------ Records supplied ------
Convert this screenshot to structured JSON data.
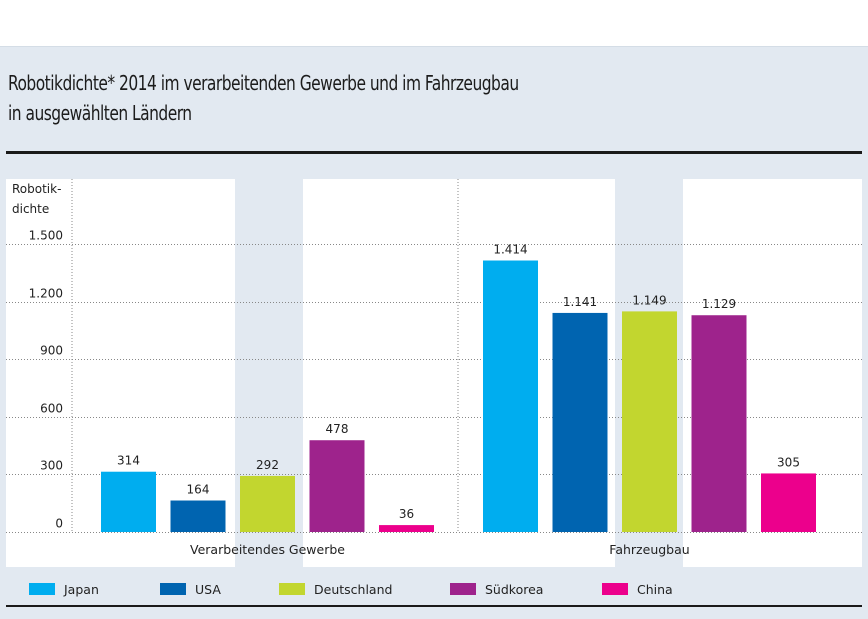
{
  "title_lines": [
    "Robotikdichte* 2014 im verarbeitenden Gewerbe und im Fahrzeugbau",
    "in ausgewählten Ländern"
  ],
  "chart_data": {
    "type": "bar",
    "title": "Robotikdichte* 2014 im verarbeitenden Gewerbe und im Fahrzeugbau in ausgewählten Ländern",
    "xlabel": "",
    "ylabel": "Robotik-dichte",
    "ylabel_lines": [
      "Robotik-",
      "dichte"
    ],
    "ylim": [
      0,
      1500
    ],
    "yticks": [
      0,
      300,
      600,
      900,
      1200,
      1500
    ],
    "ytick_labels": [
      "0",
      "300",
      "600",
      "900",
      "1.200",
      "1.500"
    ],
    "grid": true,
    "legend_position": "bottom",
    "categories": [
      "Verarbeitendes Gewerbe",
      "Fahrzeugbau"
    ],
    "series": [
      {
        "name": "Japan",
        "color": "#00adef",
        "values": [
          314,
          1414
        ],
        "labels": [
          "314",
          "1.414"
        ]
      },
      {
        "name": "USA",
        "color": "#0064b0",
        "values": [
          164,
          1141
        ],
        "labels": [
          "164",
          "1.141"
        ]
      },
      {
        "name": "Deutschland",
        "color": "#c2d62f",
        "values": [
          292,
          1149
        ],
        "labels": [
          "292",
          "1.149"
        ]
      },
      {
        "name": "Südkorea",
        "color": "#9e238c",
        "values": [
          478,
          1129
        ],
        "labels": [
          "478",
          "1.129"
        ]
      },
      {
        "name": "China",
        "color": "#ec008c",
        "values": [
          36,
          305
        ],
        "labels": [
          "36",
          "305"
        ]
      }
    ]
  }
}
------
(Stated goal): Say, as a single number and nothing more, how many lines of the entries contain the word "verarbeitenden".

(Final result): 2